*Görevler*
[a] Lütfen metin bölümünde "TÜRKİYE gibi, Dünya'nın" ifadesini içeren sözlerle açılıp "alıyor ; bunu görüyoruz." ile kapanan kısmı hiçbir değişiklik yapmadan aktarın.
[b] Metin bölümünde tırnak işareti içinde verilen ifadelerin tamamını sıralayın.

Kıymetli dostlarım, mânâ itibâriyle bu kelimelerin hepsi de aşağı-yukarı aynı kapıya çıkıyor ve aynı cümle içinde kullanıldıkları zaman da, birbirlerini teyid ediyor ve kuvvetlendiriyorlar.
Özel hayatımızda bunları tatbik edip etmemek, bizim takdir ve ihtiyârımızdadır. Amma, Devlet cihâzı içinde, bu hususlar, "olmazsa olmaz" ehemmiyettedir.
Bir tesisi, altyapısı-üstyapısı, işletme tekniği, personeli ile en mükemmel bir sûrette yapar ve hizmete açarsınız..., fakat bütün bu "işleyiş"i bütün veçheleri ile tâkip ve kontrol etmiyorsanız, zaman içinde orada bâzı sızma / sızıntılar (istismâr / sû-i istimâl) olması ihtimâli - hem de çok kuvvetli olarak - ortaya çıkar.
Böyle menfî neticeleri önlemek için, en son teknolojileri kullanmanız da kâfi gelmeyebilir ; çünkü o teknolojiyi ortaya çıkaran ve kullanan da, "nefis sâhibi" olan insan'dır..
TÜRKİYE gibi, Dünya'nın merkezinde ve emperyalist güçlerin her ân hedefinde olan ve senelerdir vâhşî ve ahlâksızca bir "psikolojik harp"e - üstelik son 5 senedir buna bir de finansal/ekonomik taarruz ilâve edildi - mârûz kalan bir ülkede, bütün devlet cihâzlarının, 7 / 24 kırmızı alârm hâlinde bulunmaları şarttır.
TÜRKİYEMİZ'in finansal/ekonomik, sınâî (endüstriyel), siber ve psikolojik taarruzları savuşturması için, Devletimiz elbette icâp eden tedbirleri alıyor ; bunu görüyoruz.

(Öğelerin göründüğü yerlere ait kayıtlar)
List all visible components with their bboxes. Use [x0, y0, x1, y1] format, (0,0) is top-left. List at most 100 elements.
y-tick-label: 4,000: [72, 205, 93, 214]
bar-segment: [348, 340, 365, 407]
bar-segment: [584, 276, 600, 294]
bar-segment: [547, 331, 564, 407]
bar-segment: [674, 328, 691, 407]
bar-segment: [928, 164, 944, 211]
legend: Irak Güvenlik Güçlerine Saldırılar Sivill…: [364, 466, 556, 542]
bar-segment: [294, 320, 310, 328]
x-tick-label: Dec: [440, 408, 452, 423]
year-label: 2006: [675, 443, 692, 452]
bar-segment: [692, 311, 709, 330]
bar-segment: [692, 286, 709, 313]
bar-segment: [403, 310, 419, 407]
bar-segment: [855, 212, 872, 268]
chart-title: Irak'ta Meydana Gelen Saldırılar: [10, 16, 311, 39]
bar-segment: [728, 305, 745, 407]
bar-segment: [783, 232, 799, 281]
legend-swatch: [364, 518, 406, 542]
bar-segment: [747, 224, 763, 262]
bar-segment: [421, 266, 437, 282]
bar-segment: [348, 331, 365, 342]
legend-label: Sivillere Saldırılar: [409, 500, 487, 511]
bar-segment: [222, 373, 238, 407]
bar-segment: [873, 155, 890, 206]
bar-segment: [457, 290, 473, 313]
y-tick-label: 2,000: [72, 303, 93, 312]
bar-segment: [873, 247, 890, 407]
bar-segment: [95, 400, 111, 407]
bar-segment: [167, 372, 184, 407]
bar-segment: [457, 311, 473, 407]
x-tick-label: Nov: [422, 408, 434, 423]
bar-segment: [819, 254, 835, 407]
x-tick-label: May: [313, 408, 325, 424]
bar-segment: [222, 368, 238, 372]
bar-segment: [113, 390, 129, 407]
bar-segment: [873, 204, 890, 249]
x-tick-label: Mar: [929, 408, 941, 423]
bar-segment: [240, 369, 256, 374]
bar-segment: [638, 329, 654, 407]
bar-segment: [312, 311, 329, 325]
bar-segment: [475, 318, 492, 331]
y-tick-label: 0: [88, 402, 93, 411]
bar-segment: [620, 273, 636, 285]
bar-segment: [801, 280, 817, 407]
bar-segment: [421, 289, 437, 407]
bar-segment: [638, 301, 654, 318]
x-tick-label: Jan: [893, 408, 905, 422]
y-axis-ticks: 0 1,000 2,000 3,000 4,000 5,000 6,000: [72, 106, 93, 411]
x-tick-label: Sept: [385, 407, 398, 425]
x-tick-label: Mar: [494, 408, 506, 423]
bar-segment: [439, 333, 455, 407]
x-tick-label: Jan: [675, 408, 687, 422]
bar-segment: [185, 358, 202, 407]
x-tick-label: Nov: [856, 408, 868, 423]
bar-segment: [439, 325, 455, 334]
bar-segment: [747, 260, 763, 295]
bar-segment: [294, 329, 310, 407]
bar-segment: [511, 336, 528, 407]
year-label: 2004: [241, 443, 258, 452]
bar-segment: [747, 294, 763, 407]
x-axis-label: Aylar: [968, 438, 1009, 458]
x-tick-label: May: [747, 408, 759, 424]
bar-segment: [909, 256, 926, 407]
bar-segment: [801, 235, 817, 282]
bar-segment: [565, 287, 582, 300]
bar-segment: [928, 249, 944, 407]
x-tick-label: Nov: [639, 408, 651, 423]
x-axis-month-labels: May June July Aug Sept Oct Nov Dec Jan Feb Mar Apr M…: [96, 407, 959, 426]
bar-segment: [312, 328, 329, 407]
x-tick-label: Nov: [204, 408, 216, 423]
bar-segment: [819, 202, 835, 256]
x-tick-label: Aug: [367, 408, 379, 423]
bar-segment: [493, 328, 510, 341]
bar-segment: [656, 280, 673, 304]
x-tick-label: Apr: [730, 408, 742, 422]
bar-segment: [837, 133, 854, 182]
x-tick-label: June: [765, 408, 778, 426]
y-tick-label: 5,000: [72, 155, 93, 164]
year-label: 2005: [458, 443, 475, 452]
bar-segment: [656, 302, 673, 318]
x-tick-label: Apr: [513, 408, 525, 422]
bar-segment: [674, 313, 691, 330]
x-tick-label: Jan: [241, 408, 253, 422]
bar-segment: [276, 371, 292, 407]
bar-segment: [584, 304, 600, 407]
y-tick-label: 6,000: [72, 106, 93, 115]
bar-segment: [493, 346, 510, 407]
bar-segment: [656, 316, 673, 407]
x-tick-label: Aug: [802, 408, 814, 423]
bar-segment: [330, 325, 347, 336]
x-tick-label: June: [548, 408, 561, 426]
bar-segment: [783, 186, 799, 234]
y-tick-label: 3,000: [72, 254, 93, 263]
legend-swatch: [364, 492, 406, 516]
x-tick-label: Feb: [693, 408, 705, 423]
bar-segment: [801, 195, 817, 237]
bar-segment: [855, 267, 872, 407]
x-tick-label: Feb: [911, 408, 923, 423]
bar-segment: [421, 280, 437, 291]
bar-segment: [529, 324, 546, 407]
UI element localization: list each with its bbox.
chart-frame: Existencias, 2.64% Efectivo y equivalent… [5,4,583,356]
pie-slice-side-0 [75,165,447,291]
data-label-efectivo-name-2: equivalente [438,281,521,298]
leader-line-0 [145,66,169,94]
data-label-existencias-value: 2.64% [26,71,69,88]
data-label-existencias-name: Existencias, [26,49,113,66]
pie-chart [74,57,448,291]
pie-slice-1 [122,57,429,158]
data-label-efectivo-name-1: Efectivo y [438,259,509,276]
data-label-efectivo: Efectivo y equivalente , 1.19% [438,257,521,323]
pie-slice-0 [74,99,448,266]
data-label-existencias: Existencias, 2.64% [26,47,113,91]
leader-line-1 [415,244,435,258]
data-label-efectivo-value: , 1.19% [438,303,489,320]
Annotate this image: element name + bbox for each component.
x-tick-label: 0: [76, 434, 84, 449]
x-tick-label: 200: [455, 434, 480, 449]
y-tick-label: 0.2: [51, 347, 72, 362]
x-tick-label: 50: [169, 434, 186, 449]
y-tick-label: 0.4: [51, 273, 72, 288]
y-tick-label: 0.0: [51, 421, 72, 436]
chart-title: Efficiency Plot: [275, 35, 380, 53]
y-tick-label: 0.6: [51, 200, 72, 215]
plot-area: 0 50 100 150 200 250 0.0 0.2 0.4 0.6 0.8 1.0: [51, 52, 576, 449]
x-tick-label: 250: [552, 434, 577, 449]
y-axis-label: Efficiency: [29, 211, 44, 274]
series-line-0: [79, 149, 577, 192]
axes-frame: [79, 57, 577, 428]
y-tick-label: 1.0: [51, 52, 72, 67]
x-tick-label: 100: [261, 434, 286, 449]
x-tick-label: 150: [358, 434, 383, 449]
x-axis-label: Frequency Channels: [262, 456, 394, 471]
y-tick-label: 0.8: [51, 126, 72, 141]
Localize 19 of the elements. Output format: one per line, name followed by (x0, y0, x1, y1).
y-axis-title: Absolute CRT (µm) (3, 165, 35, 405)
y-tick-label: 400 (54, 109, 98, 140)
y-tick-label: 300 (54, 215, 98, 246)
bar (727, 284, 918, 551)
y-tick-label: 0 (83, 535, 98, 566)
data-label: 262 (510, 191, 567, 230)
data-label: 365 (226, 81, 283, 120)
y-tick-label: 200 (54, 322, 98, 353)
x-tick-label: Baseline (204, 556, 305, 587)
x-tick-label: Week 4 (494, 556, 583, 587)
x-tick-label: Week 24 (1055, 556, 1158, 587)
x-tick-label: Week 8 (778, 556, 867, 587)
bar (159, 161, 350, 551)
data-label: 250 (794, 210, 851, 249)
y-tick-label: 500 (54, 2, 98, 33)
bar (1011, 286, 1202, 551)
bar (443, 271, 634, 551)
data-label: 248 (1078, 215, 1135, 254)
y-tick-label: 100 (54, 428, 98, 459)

*Sonuçlar*
[a]
TÜRKİYE gibi, Dünya'nın merkezinde ve emperyalist güçlerin her ân hedefinde olan ve senelerdir vâhşî ve ahlâksızca bir "psikolojik harp"e - üstelik son 5 senedir buna bir de finansal/ekonomik taarruz ilâve edildi - mârûz kalan bir ülkede, bütün devlet cihâzlarının, 7 / 24 kırmızı alârm hâlinde bulunmaları şarttır.
TÜRKİYEMİZ'in finansal/ekonomik, sınâî (endüstriyel), siber ve psikolojik taarruzları savuşturması için, Devletimiz elbette icâp eden tedbirleri alıyor ; bunu görüyoruz.

[b]
- olmazsa olmaz
- işleyiş
- nefis sâhibi
- psikolojik harp